— Stated goal —
Please transcribe the listing below in full and word for word, without its pictures.

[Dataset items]
★ ★ ★ ★ ★ ★ ★

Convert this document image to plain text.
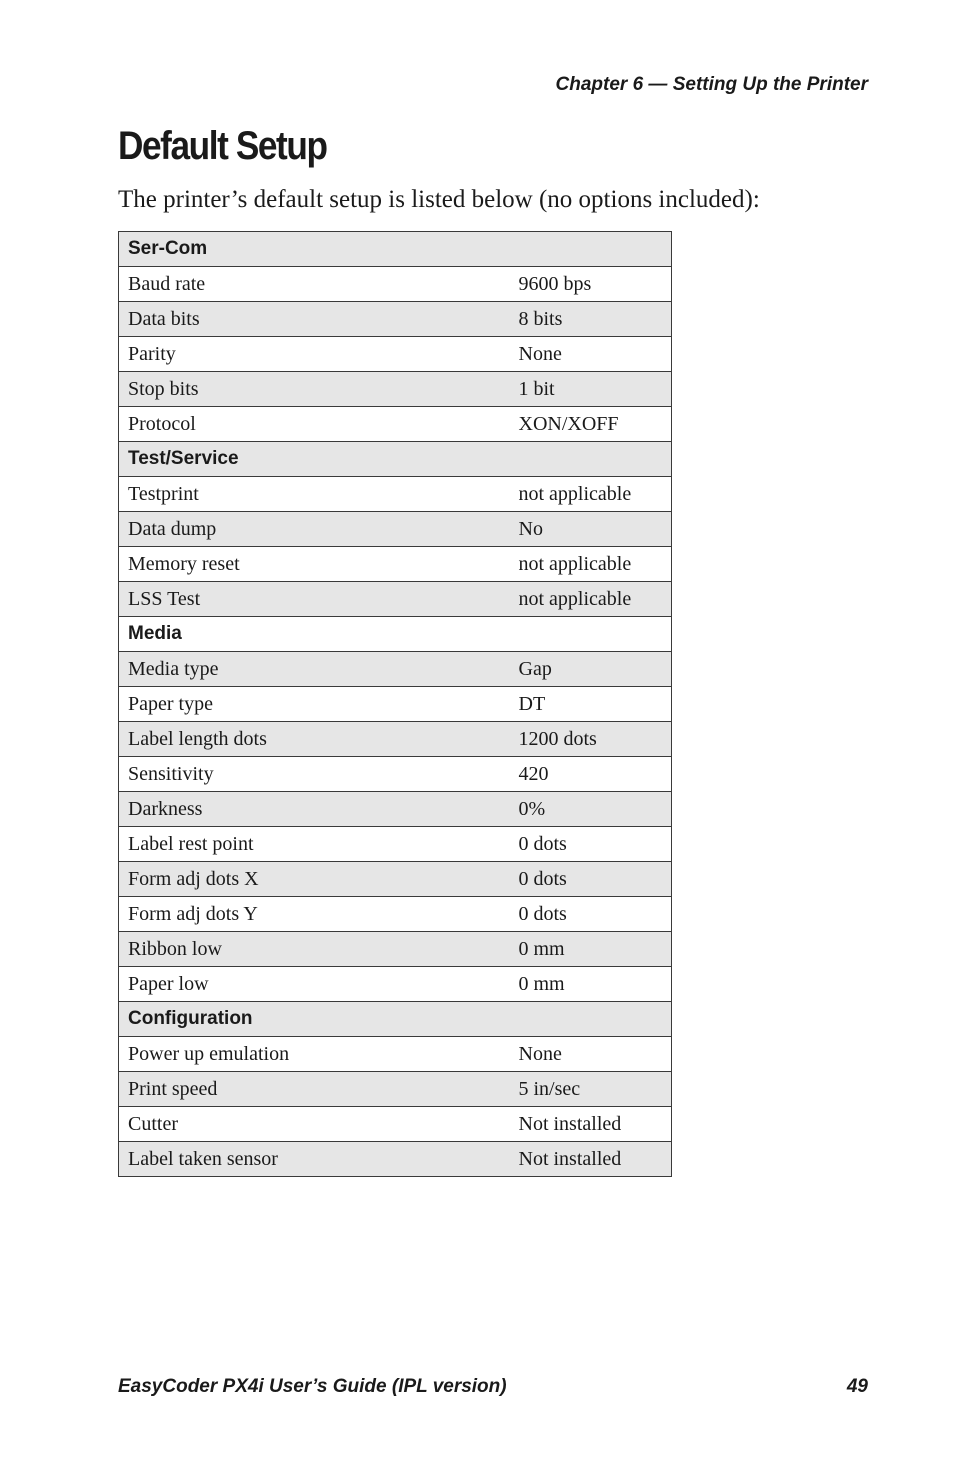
Chapter 6 — Setting Up the Printer
Default Setup

The printer’s default setup is listed below (no options included):

Ser-Com	
Baud rate	9600 bps
Data bits	8 bits
Parity	None
Stop bits	1 bit
Protocol	XON/XOFF
Test/Service	
Testprint	not applicable
Data dump	No
Memory reset	not applicable
LSS Test	not applicable
Media	
Media type	Gap
Paper type	DT
Label length dots	1200 dots
Sensitivity	420
Darkness	0%
Label rest point	0 dots
Form adj dots X	0 dots
Form adj dots Y	0 dots
Ribbon low	0 mm
Paper low	0 mm
Configuration	
Power up emulation	None
Print speed	5 in/sec
Cutter	Not installed
Label taken sensor	Not installed
EasyCoder PX4i User’s Guide (IPL version)	49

★ ★ ★ ★ ★ ★ ★

— Expected output —
Convert this document image to plain text.
Chapter 6 — Setting Up the Printer
Default Setup

The printer’s default setup is listed below (no options included):

Ser-Com	
Baud rate	9600 bps
Data bits	8 bits
Parity	None
Stop bits	1 bit
Protocol	XON/XOFF
Test/Service	
Testprint	not applicable
Data dump	No
Memory reset	not applicable
LSS Test	not applicable
Media	
Media type	Gap
Paper type	DT
Label length dots	1200 dots
Sensitivity	420
Darkness	0%
Label rest point	0 dots
Form adj dots X	0 dots
Form adj dots Y	0 dots
Ribbon low	0 mm
Paper low	0 mm
Configuration	
Power up emulation	None
Print speed	5 in/sec
Cutter	Not installed
Label taken sensor	Not installed
EasyCoder PX4i User’s Guide (IPL version)	49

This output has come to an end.